:: Exercise material
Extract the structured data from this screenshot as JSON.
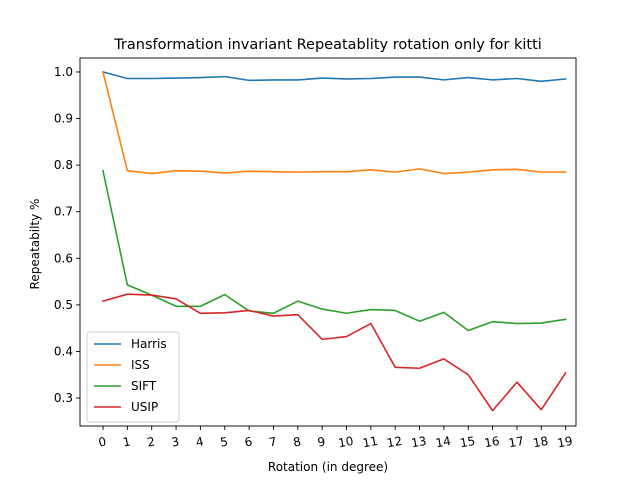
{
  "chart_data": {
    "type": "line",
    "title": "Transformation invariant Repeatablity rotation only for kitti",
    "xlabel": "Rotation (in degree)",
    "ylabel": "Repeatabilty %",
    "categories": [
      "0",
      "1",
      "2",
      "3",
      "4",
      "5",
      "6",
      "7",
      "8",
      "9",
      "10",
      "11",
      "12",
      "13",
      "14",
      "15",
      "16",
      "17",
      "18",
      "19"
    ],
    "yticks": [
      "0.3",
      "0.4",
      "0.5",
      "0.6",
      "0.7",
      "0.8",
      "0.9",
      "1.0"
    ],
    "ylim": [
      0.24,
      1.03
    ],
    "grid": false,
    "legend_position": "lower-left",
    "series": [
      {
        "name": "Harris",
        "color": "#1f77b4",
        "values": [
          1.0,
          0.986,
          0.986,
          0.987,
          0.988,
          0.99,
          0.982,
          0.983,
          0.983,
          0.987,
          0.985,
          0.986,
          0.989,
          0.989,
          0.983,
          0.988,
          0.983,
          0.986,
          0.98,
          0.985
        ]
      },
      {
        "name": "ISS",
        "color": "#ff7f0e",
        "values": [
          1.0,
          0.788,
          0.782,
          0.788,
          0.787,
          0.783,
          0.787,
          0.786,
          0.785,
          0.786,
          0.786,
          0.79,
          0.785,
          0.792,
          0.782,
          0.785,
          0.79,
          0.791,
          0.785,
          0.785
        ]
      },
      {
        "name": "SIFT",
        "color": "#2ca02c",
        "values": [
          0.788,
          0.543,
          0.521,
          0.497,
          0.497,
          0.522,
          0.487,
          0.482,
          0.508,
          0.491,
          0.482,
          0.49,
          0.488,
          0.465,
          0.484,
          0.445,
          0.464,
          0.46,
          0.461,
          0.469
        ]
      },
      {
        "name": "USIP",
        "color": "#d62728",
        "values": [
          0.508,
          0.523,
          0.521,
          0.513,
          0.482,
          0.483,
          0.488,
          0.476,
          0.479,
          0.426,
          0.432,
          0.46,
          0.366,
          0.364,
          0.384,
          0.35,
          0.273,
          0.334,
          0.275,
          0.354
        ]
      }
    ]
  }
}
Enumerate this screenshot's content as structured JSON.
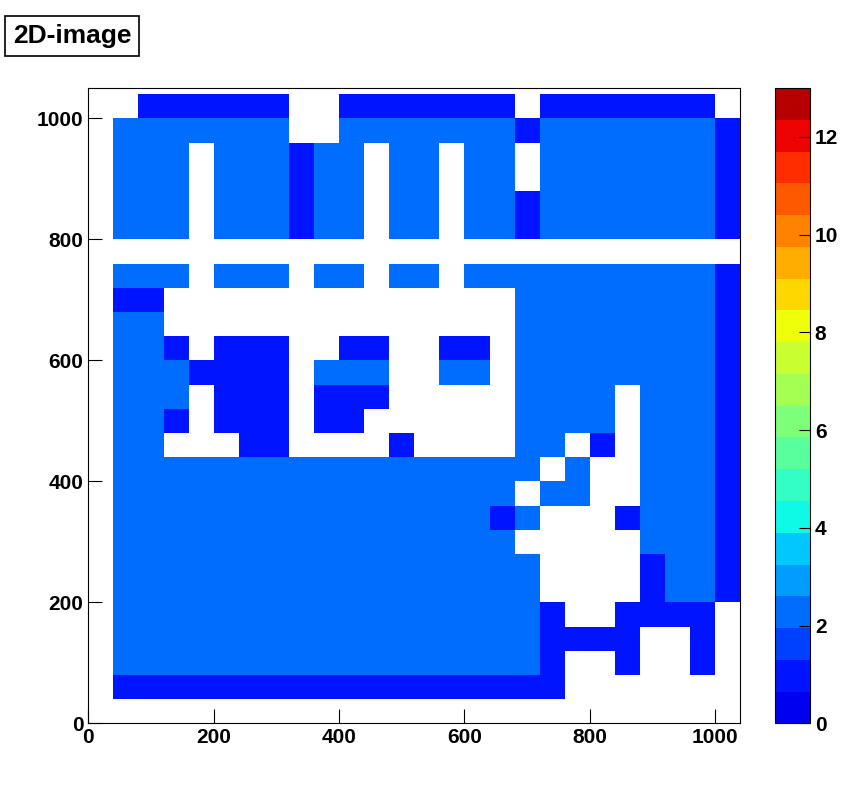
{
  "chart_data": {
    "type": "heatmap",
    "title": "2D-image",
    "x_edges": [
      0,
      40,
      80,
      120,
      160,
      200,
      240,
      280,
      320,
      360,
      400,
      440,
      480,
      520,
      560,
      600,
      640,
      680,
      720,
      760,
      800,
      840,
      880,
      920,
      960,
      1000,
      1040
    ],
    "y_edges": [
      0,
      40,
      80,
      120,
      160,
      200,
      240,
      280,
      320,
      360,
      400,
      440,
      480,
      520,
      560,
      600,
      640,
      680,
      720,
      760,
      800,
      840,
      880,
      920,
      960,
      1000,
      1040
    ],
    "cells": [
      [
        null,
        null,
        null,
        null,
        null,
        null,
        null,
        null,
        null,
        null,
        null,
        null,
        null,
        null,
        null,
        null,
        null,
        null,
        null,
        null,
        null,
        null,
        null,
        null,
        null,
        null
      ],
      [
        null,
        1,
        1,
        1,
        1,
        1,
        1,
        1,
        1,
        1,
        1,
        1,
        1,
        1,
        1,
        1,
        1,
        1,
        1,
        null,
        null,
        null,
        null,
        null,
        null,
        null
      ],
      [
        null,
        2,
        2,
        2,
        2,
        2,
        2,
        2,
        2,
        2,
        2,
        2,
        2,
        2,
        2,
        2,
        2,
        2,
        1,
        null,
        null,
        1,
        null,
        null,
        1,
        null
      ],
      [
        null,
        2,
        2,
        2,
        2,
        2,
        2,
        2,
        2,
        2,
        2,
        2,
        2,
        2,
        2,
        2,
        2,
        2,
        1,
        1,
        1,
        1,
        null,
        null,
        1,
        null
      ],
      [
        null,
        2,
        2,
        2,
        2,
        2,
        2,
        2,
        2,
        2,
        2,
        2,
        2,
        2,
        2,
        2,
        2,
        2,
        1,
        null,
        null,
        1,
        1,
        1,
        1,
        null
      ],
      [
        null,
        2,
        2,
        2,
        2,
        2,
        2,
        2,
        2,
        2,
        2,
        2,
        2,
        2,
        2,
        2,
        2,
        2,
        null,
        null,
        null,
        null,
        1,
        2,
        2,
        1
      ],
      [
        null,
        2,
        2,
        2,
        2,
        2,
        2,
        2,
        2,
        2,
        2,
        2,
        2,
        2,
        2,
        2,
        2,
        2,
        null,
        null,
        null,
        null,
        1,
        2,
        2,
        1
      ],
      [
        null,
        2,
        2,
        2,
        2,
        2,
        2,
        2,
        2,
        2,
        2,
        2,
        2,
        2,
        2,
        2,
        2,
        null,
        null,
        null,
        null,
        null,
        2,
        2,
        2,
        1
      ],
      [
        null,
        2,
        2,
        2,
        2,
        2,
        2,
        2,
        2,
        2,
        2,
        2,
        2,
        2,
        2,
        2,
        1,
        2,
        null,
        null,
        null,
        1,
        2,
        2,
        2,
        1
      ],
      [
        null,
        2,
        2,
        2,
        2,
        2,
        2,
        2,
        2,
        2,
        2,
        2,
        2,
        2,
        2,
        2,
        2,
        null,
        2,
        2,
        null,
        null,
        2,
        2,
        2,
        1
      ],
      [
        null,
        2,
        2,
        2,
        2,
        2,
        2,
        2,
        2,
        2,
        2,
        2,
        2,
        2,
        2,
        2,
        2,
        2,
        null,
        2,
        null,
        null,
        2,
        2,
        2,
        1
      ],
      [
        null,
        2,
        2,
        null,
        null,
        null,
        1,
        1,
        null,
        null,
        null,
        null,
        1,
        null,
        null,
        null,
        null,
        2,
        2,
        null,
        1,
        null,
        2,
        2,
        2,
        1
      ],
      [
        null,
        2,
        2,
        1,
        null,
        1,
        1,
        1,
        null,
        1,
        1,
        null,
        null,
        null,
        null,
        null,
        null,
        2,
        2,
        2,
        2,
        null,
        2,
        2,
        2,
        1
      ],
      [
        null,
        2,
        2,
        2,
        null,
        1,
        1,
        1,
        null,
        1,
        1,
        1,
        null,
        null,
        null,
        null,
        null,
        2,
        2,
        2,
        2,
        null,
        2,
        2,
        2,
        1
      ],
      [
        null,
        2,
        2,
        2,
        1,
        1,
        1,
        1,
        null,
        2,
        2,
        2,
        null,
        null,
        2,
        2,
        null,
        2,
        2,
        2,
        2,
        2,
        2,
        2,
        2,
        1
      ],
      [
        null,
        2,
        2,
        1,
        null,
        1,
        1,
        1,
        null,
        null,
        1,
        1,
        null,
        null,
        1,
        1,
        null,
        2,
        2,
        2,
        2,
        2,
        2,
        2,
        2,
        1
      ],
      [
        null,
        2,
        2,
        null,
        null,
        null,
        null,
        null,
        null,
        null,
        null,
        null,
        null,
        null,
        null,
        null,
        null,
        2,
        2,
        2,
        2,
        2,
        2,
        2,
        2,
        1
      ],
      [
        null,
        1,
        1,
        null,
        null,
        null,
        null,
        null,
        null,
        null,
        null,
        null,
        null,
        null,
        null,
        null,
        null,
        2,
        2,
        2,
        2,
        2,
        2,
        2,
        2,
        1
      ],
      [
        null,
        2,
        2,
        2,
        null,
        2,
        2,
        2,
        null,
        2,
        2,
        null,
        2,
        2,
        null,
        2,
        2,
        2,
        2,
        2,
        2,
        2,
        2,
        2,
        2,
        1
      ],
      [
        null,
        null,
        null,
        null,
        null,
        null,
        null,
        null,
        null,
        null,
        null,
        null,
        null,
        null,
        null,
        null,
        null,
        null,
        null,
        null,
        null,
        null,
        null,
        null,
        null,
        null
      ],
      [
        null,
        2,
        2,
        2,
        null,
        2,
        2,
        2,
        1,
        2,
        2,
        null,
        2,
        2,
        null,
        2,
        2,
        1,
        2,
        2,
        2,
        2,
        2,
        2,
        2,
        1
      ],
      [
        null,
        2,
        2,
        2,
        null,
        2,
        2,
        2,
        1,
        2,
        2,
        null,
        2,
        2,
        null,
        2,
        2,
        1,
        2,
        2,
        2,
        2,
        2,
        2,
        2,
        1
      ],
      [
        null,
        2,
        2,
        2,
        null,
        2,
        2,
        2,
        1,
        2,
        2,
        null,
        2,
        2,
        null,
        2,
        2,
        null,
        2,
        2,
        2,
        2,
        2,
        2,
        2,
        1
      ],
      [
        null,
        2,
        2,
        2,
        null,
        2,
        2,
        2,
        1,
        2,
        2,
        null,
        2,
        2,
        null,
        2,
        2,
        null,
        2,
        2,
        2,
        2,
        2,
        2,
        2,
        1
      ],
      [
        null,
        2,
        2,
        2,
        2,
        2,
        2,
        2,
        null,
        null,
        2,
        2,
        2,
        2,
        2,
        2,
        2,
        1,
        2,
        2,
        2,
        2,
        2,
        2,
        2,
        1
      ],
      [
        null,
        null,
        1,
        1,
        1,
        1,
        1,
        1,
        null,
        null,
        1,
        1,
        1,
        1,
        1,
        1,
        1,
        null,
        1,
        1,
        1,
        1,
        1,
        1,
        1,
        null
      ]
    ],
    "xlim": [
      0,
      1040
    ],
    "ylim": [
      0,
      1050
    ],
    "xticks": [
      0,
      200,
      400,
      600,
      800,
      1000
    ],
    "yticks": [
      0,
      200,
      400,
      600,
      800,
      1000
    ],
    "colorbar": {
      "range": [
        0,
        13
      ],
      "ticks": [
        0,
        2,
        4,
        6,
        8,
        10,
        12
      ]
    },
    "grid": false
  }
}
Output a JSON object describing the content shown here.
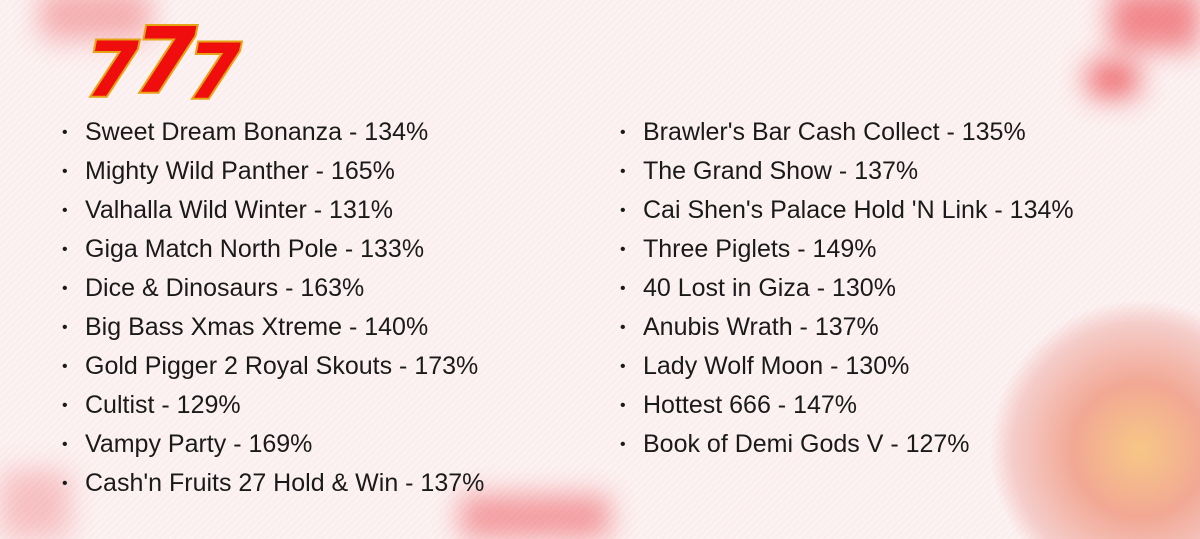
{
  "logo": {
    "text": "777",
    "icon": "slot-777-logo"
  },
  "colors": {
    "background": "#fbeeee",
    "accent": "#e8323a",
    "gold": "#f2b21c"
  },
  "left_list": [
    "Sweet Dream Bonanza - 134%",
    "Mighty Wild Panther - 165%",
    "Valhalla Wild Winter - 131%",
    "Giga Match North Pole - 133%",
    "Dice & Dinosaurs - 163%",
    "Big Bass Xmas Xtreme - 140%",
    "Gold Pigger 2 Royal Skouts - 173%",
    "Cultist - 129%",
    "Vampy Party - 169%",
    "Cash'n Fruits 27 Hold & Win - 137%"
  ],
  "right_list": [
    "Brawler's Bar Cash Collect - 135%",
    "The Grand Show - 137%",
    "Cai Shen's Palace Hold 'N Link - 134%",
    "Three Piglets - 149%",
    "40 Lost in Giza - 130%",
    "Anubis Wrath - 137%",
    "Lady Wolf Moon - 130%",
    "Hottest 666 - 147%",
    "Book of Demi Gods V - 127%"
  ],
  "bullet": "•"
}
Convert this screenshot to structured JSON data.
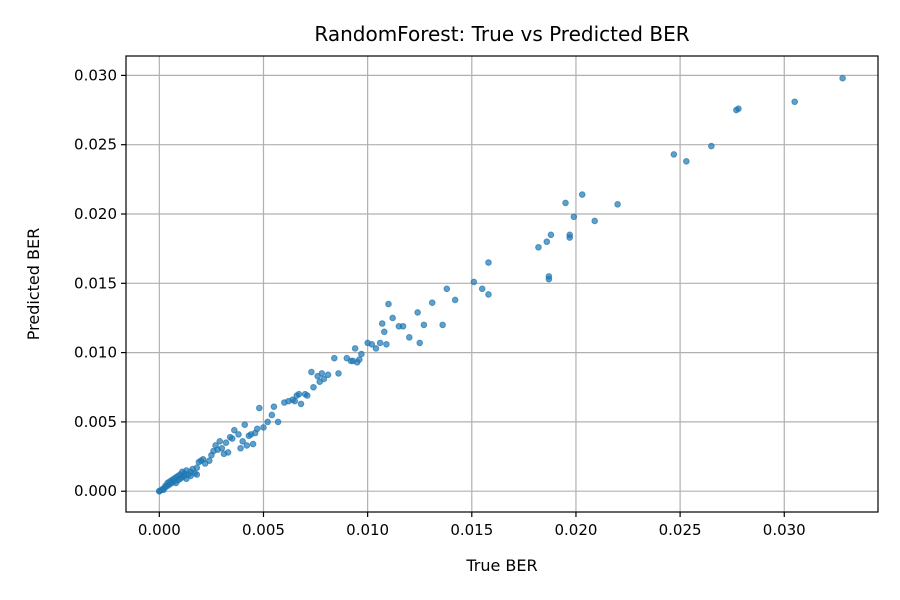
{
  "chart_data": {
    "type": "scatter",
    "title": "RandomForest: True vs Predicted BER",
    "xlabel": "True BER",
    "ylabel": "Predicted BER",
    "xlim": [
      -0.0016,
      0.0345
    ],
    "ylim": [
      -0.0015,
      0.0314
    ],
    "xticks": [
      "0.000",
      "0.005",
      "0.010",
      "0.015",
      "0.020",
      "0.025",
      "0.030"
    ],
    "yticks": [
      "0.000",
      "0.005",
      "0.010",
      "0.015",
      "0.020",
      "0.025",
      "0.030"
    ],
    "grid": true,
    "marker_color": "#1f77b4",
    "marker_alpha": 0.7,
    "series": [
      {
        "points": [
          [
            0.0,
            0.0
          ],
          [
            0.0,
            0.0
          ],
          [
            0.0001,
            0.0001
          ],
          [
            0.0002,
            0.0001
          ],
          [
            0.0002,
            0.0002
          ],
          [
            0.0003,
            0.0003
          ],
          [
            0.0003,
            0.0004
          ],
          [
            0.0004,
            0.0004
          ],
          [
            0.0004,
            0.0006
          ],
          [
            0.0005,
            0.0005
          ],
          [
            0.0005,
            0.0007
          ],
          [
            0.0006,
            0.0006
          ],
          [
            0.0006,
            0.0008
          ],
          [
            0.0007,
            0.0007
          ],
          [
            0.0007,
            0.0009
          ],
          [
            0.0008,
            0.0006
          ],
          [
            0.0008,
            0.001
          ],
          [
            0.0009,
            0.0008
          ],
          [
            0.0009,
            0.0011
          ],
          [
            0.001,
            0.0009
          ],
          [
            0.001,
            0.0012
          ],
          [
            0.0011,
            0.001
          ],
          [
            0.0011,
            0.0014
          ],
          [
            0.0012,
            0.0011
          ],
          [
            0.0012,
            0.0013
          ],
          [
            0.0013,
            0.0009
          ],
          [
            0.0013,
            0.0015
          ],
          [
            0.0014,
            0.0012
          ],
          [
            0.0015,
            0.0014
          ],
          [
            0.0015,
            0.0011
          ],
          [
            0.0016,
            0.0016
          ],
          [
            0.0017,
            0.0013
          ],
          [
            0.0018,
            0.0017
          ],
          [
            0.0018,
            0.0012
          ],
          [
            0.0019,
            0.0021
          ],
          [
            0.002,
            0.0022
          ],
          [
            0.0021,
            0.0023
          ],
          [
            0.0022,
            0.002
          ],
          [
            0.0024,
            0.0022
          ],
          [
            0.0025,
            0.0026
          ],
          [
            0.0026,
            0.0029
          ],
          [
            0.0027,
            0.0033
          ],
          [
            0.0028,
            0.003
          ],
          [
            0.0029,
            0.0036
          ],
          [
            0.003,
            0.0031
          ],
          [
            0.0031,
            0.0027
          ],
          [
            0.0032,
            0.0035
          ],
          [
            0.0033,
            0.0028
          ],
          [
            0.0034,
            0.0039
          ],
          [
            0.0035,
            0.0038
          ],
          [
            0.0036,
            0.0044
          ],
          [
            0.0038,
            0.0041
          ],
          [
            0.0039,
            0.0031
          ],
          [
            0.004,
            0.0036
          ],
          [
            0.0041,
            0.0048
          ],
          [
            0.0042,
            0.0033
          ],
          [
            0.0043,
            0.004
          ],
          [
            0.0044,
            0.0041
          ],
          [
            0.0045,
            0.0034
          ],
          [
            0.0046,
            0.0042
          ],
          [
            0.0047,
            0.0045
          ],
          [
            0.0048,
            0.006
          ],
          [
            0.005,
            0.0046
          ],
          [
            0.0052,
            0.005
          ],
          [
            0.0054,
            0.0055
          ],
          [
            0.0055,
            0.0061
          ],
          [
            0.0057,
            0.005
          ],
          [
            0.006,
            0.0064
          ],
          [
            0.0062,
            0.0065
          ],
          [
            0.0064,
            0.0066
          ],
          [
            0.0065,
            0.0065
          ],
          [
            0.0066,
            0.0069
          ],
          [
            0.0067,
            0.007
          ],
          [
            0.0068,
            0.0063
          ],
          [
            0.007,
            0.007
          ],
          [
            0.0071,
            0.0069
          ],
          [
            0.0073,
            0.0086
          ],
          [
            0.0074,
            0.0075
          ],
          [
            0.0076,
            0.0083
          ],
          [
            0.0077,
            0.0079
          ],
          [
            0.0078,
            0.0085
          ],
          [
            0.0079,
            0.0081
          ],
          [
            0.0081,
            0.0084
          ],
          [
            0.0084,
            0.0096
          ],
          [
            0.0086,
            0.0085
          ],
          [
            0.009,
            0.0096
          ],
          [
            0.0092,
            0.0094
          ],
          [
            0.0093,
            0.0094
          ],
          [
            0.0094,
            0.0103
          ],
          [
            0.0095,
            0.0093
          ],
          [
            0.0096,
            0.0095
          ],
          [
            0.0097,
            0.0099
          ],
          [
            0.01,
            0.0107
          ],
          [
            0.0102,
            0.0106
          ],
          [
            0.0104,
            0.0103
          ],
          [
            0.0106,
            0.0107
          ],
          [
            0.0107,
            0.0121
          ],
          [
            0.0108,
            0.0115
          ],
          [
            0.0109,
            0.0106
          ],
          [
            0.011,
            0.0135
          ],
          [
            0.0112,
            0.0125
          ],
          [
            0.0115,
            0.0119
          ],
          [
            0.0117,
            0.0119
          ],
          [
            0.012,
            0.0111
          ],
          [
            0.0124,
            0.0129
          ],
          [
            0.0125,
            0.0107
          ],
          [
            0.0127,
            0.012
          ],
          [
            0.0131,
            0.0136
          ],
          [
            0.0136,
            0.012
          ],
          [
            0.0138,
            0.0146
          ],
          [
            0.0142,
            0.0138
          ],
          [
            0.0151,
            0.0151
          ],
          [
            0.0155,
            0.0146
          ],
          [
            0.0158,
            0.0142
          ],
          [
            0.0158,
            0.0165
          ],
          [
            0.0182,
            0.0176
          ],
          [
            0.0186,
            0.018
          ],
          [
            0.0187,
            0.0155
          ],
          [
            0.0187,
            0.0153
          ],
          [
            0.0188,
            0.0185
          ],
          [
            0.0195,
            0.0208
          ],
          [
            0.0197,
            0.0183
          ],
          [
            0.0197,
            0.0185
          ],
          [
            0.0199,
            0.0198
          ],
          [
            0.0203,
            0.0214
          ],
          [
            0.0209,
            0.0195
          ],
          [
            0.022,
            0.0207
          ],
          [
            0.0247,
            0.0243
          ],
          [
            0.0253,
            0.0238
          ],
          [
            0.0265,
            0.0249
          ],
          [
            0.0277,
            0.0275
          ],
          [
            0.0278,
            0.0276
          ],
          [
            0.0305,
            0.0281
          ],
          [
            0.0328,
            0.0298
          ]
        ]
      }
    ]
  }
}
::::
Requirement:
Return each line of the listing that holds the string "type".

Exercise answer:
    "type": "line",
    "type": "heatmap",
    "type": "scatter",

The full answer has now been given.